• _EXERCISE_
Copy every line of the following data that includes the string "marker".
========
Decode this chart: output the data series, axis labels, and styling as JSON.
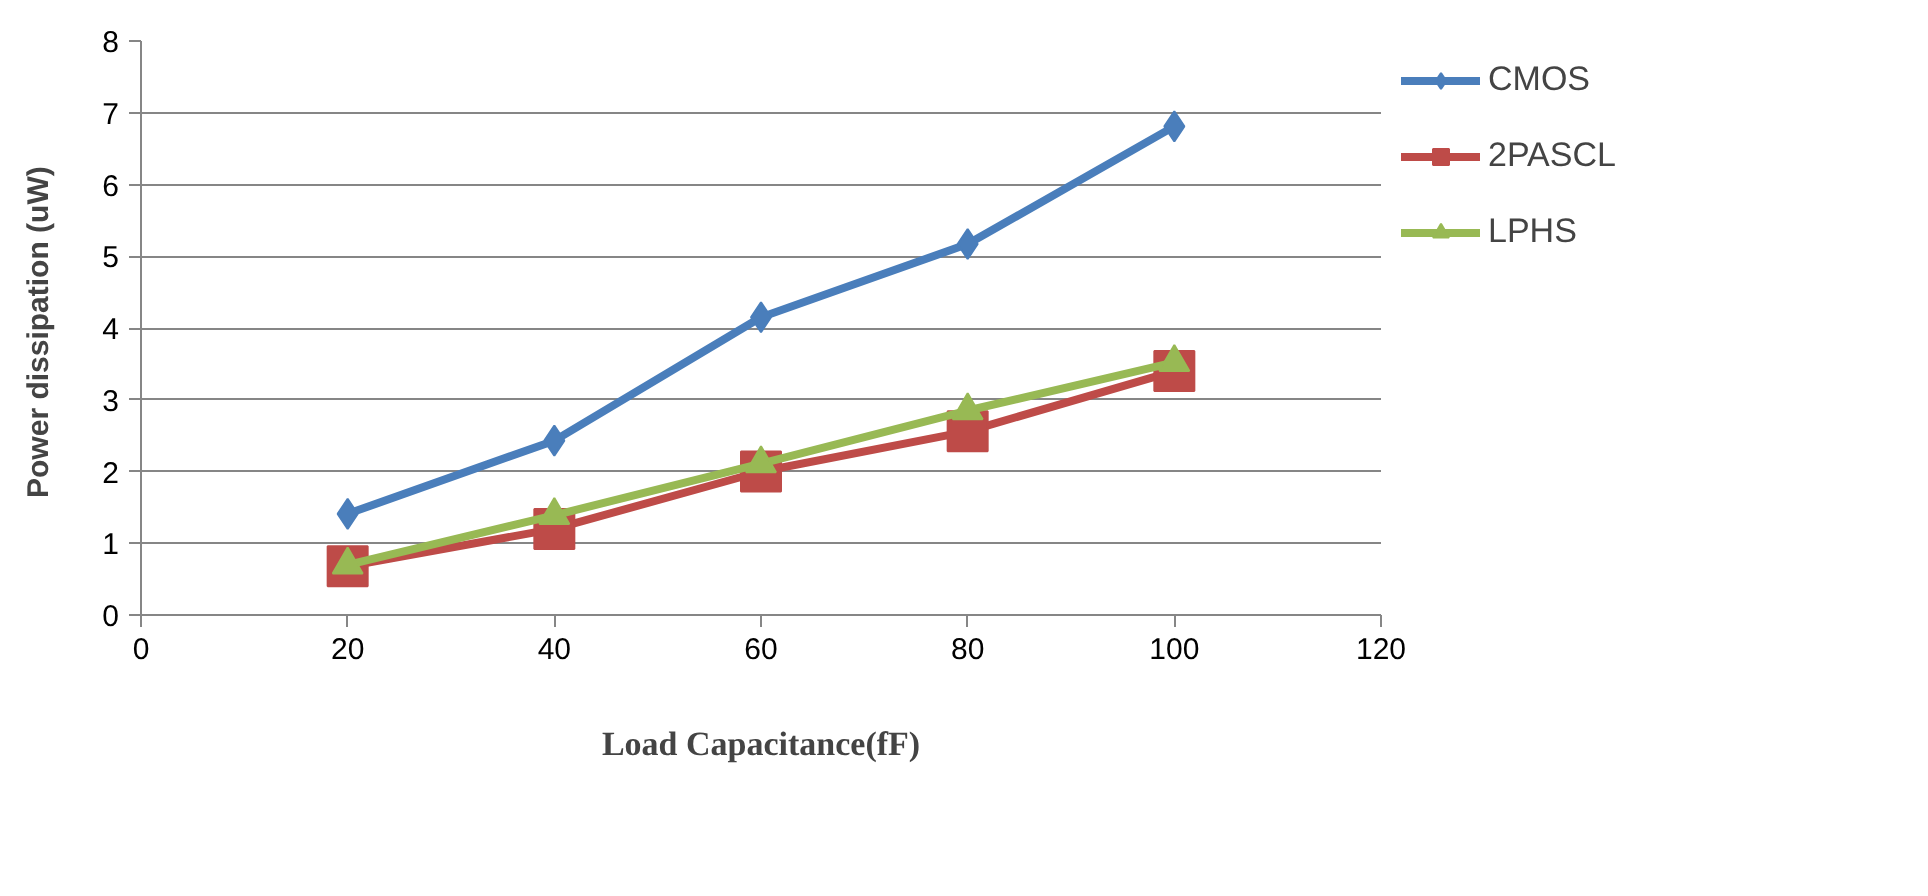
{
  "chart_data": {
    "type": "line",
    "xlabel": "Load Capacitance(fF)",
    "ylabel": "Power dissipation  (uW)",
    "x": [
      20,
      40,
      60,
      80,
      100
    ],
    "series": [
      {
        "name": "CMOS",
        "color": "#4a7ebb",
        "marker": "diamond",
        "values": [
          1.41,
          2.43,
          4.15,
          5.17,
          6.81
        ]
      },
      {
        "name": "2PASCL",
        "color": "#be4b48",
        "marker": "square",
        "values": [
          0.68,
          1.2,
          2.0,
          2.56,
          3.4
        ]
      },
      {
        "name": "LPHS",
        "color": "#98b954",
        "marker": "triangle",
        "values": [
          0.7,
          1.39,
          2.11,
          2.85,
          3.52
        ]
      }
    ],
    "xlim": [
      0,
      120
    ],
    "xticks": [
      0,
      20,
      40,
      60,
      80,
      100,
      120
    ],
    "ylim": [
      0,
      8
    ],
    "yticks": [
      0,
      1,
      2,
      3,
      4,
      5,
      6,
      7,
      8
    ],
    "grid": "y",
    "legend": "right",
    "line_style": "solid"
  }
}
========
• _FULL SOLUTION_
        "marker": "diamond",
        "marker": "square",
        "marker": "triangle",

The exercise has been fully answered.